┌────────

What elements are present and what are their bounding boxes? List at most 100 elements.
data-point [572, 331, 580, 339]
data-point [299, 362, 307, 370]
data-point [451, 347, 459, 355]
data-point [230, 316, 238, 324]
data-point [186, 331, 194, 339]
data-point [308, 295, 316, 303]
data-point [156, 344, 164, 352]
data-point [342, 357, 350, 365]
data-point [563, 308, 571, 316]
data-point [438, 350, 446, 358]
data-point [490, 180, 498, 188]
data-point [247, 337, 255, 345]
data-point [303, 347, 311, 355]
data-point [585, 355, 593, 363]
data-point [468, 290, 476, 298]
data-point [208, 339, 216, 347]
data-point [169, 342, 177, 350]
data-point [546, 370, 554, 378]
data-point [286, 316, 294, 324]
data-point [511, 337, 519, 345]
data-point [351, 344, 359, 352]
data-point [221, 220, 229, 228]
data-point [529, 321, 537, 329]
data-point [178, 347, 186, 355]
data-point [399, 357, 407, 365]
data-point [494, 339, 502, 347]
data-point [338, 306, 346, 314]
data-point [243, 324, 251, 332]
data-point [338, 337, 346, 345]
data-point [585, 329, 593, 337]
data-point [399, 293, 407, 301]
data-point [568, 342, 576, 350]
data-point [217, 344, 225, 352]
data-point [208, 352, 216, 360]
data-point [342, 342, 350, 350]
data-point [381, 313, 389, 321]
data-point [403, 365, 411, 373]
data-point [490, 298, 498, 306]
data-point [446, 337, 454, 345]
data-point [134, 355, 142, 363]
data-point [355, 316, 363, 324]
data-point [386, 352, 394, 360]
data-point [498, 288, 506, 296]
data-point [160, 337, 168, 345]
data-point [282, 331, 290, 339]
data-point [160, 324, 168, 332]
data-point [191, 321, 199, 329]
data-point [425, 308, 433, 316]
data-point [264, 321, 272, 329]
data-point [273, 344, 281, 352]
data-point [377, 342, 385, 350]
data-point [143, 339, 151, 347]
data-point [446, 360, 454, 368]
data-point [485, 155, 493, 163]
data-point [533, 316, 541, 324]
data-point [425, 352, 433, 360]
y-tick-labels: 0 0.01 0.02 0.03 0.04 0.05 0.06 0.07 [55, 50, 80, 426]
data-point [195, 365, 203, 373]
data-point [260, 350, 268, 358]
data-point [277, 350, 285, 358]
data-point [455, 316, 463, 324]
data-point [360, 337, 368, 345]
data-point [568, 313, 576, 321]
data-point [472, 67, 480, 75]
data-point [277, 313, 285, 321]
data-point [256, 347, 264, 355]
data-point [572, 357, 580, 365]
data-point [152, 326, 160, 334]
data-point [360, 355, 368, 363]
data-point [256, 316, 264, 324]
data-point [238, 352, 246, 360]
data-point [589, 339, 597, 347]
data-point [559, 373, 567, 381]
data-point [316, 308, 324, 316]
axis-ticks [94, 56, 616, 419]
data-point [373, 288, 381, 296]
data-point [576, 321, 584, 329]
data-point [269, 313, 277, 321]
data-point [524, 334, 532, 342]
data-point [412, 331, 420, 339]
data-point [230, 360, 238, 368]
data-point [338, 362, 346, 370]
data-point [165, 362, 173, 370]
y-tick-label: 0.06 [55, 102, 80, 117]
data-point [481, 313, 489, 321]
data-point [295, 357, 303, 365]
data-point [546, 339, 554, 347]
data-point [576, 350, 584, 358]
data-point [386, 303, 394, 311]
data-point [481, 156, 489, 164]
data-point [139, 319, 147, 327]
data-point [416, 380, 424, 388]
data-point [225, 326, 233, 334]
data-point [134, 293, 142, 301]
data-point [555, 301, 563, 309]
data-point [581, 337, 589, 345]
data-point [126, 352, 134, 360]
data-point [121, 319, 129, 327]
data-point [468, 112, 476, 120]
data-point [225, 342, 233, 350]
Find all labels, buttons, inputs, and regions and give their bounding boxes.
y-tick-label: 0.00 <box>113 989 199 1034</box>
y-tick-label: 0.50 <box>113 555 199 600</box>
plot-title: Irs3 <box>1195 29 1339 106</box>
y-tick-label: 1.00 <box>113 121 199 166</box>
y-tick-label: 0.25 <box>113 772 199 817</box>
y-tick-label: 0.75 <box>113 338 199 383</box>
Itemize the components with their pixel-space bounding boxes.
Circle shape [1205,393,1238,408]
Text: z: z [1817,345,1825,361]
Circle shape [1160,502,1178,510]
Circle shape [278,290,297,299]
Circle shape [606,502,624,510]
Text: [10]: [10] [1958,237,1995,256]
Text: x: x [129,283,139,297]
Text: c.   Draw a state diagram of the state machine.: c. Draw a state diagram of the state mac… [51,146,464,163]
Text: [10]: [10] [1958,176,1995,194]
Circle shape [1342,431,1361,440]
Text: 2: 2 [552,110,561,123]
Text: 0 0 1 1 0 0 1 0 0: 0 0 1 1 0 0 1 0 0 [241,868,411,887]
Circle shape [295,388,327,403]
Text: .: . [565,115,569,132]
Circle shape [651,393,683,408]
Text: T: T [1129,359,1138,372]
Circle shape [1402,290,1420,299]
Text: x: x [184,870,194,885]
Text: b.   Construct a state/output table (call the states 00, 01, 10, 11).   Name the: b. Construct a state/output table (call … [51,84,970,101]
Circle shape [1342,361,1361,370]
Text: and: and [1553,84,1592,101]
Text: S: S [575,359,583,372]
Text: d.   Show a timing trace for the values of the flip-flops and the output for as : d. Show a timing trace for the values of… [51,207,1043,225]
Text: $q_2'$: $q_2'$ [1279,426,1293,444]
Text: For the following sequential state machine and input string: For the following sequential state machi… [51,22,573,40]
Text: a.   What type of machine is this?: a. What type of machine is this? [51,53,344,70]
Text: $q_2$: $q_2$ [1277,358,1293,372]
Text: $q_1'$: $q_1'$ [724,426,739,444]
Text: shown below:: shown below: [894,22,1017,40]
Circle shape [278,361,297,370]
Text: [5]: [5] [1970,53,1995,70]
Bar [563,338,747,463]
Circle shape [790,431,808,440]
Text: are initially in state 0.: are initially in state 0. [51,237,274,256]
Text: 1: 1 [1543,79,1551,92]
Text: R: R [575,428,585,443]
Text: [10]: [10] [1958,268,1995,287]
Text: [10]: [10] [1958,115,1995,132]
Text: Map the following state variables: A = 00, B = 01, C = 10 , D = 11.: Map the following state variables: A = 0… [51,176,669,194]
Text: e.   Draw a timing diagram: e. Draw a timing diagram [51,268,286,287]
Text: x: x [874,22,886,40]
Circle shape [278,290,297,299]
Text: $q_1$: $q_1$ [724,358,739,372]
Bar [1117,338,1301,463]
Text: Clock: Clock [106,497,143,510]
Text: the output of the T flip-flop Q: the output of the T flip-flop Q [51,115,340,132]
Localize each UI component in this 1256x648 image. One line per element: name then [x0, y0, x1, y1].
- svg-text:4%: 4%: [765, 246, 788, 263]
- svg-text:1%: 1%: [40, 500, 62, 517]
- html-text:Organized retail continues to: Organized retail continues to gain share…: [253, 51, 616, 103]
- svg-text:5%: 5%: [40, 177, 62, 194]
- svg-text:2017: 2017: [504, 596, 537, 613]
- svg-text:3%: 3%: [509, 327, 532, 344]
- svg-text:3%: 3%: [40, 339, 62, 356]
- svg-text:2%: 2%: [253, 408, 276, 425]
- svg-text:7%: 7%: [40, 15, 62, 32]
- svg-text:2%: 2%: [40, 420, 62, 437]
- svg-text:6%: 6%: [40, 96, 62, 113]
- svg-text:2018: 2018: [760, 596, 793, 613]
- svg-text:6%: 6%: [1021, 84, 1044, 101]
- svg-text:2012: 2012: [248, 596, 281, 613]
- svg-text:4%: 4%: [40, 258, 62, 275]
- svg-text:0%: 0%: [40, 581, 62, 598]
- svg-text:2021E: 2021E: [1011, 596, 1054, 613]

└────────

▸ **To do**
Change every instance of "data-point" to "marker" throughout all the data above, and repeat the data with nothing else altered.

▸ **Correct result**
What elements are present and what are their bounding boxes? List at most 100 elements.
marker [572, 331, 580, 339]
marker [299, 362, 307, 370]
marker [451, 347, 459, 355]
marker [230, 316, 238, 324]
marker [186, 331, 194, 339]
marker [308, 295, 316, 303]
marker [156, 344, 164, 352]
marker [342, 357, 350, 365]
marker [563, 308, 571, 316]
marker [438, 350, 446, 358]
marker [490, 180, 498, 188]
marker [247, 337, 255, 345]
marker [303, 347, 311, 355]
marker [585, 355, 593, 363]
marker [468, 290, 476, 298]
marker [208, 339, 216, 347]
marker [169, 342, 177, 350]
marker [546, 370, 554, 378]
marker [286, 316, 294, 324]
marker [511, 337, 519, 345]
marker [351, 344, 359, 352]
marker [221, 220, 229, 228]
marker [529, 321, 537, 329]
marker [178, 347, 186, 355]
marker [399, 357, 407, 365]
marker [494, 339, 502, 347]
marker [338, 306, 346, 314]
marker [243, 324, 251, 332]
marker [338, 337, 346, 345]
marker [585, 329, 593, 337]
marker [399, 293, 407, 301]
marker [568, 342, 576, 350]
marker [217, 344, 225, 352]
marker [208, 352, 216, 360]
marker [342, 342, 350, 350]
marker [381, 313, 389, 321]
marker [403, 365, 411, 373]
marker [490, 298, 498, 306]
marker [446, 337, 454, 345]
marker [134, 355, 142, 363]
marker [355, 316, 363, 324]
marker [386, 352, 394, 360]
marker [498, 288, 506, 296]
marker [160, 337, 168, 345]
marker [282, 331, 290, 339]
marker [160, 324, 168, 332]
marker [191, 321, 199, 329]
marker [425, 308, 433, 316]
marker [264, 321, 272, 329]
marker [273, 344, 281, 352]
marker [377, 342, 385, 350]
marker [143, 339, 151, 347]
marker [446, 360, 454, 368]
marker [485, 155, 493, 163]
marker [533, 316, 541, 324]
marker [425, 352, 433, 360]
y-tick-labels: 0 0.01 0.02 0.03 0.04 0.05 0.06 0.07 [55, 50, 80, 426]
marker [195, 365, 203, 373]
marker [260, 350, 268, 358]
marker [277, 350, 285, 358]
marker [455, 316, 463, 324]
marker [360, 337, 368, 345]
marker [568, 313, 576, 321]
marker [472, 67, 480, 75]
marker [277, 313, 285, 321]
marker [256, 347, 264, 355]
marker [572, 357, 580, 365]
marker [152, 326, 160, 334]
marker [360, 355, 368, 363]
marker [256, 316, 264, 324]
marker [238, 352, 246, 360]
marker [589, 339, 597, 347]
marker [559, 373, 567, 381]
marker [316, 308, 324, 316]
axis-ticks [94, 56, 616, 419]
marker [373, 288, 381, 296]
marker [576, 321, 584, 329]
marker [269, 313, 277, 321]
marker [524, 334, 532, 342]
marker [412, 331, 420, 339]
marker [230, 360, 238, 368]
marker [338, 362, 346, 370]
marker [165, 362, 173, 370]
y-tick-label: 0.06 [55, 102, 80, 117]
marker [481, 313, 489, 321]
marker [295, 357, 303, 365]
marker [546, 339, 554, 347]
marker [576, 350, 584, 358]
marker [386, 303, 394, 311]
marker [481, 156, 489, 164]
marker [139, 319, 147, 327]
marker [416, 380, 424, 388]
marker [225, 326, 233, 334]
marker [134, 293, 142, 301]
marker [555, 301, 563, 309]
marker [581, 337, 589, 345]
marker [126, 352, 134, 360]
marker [121, 319, 129, 327]
marker [468, 112, 476, 120]
marker [225, 342, 233, 350]
Find all labels, buttons, inputs, and regions and give their bounding boxes.
y-tick-label: 0.00 <box>113 989 199 1034</box>
y-tick-label: 0.50 <box>113 555 199 600</box>
plot-title: Irs3 <box>1195 29 1339 106</box>
y-tick-label: 1.00 <box>113 121 199 166</box>
y-tick-label: 0.25 <box>113 772 199 817</box>
y-tick-label: 0.75 <box>113 338 199 383</box>
Itemize the components with their pixel-space bounding boxes.
Circle shape [1205,393,1238,408]
Text: z: z [1817,345,1825,361]
Circle shape [1160,502,1178,510]
Circle shape [278,290,297,299]
Circle shape [606,502,624,510]
Text: [10]: [10] [1958,237,1995,256]
Text: x: x [129,283,139,297]
Text: c.   Draw a state diagram of the state machine.: c. Draw a state diagram of the state mac… [51,146,464,163]
Text: [10]: [10] [1958,176,1995,194]
Circle shape [1342,431,1361,440]
Text: 2: 2 [552,110,561,123]
Text: 0 0 1 1 0 0 1 0 0: 0 0 1 1 0 0 1 0 0 [241,868,411,887]
Circle shape [295,388,327,403]
Text: .: . [565,115,569,132]
Circle shape [651,393,683,408]
Text: T: T [1129,359,1138,372]
Circle shape [1402,290,1420,299]
Text: x: x [184,870,194,885]
Text: b.   Construct a state/output table (call the states 00, 01, 10, 11).   Name the: b. Construct a state/output table (call … [51,84,970,101]
Circle shape [1342,361,1361,370]
Text: and: and [1553,84,1592,101]
Text: S: S [575,359,583,372]
Text: d.   Show a timing trace for the values of the flip-flops and the output for as : d. Show a timing trace for the values of… [51,207,1043,225]
Text: $q_2'$: $q_2'$ [1279,426,1293,444]
Text: For the following sequential state machine and input string: For the following sequential state machi… [51,22,573,40]
Text: a.   What type of machine is this?: a. What type of machine is this? [51,53,344,70]
Text: $q_2$: $q_2$ [1277,358,1293,372]
Text: $q_1'$: $q_1'$ [724,426,739,444]
Text: shown below:: shown below: [894,22,1017,40]
Circle shape [278,361,297,370]
Text: [5]: [5] [1970,53,1995,70]
Bar [563,338,747,463]
Circle shape [790,431,808,440]
Text: are initially in state 0.: are initially in state 0. [51,237,274,256]
Text: 1: 1 [1543,79,1551,92]
Text: R: R [575,428,585,443]
Text: [10]: [10] [1958,268,1995,287]
Text: [10]: [10] [1958,115,1995,132]
Text: Map the following state variables: A = 00, B = 01, C = 10 , D = 11.: Map the following state variables: A = 0… [51,176,669,194]
Text: e.   Draw a timing diagram: e. Draw a timing diagram [51,268,286,287]
Text: x: x [874,22,886,40]
Circle shape [278,290,297,299]
Text: $q_1$: $q_1$ [724,358,739,372]
Bar [1117,338,1301,463]
Text: Clock: Clock [106,497,143,510]
Text: the output of the T flip-flop Q: the output of the T flip-flop Q [51,115,340,132]
Localize each UI component in this 1256x648 image. One line per element: name then [x0, y0, x1, y1].
- svg-text:4%: 4%: [765, 246, 788, 263]
- svg-text:1%: 1%: [40, 500, 62, 517]
- html-text:Organized retail continues to: Organized retail continues to gain share…: [253, 51, 616, 103]
- svg-text:5%: 5%: [40, 177, 62, 194]
- svg-text:2017: 2017: [504, 596, 537, 613]
- svg-text:3%: 3%: [509, 327, 532, 344]
- svg-text:3%: 3%: [40, 339, 62, 356]
- svg-text:2%: 2%: [253, 408, 276, 425]
- svg-text:7%: 7%: [40, 15, 62, 32]
- svg-text:2%: 2%: [40, 420, 62, 437]
- svg-text:6%: 6%: [40, 96, 62, 113]
- svg-text:2018: 2018: [760, 596, 793, 613]
- svg-text:6%: 6%: [1021, 84, 1044, 101]
- svg-text:2012: 2012: [248, 596, 281, 613]
- svg-text:4%: 4%: [40, 258, 62, 275]
- svg-text:0%: 0%: [40, 581, 62, 598]
- svg-text:2021E: 2021E: [1011, 596, 1054, 613]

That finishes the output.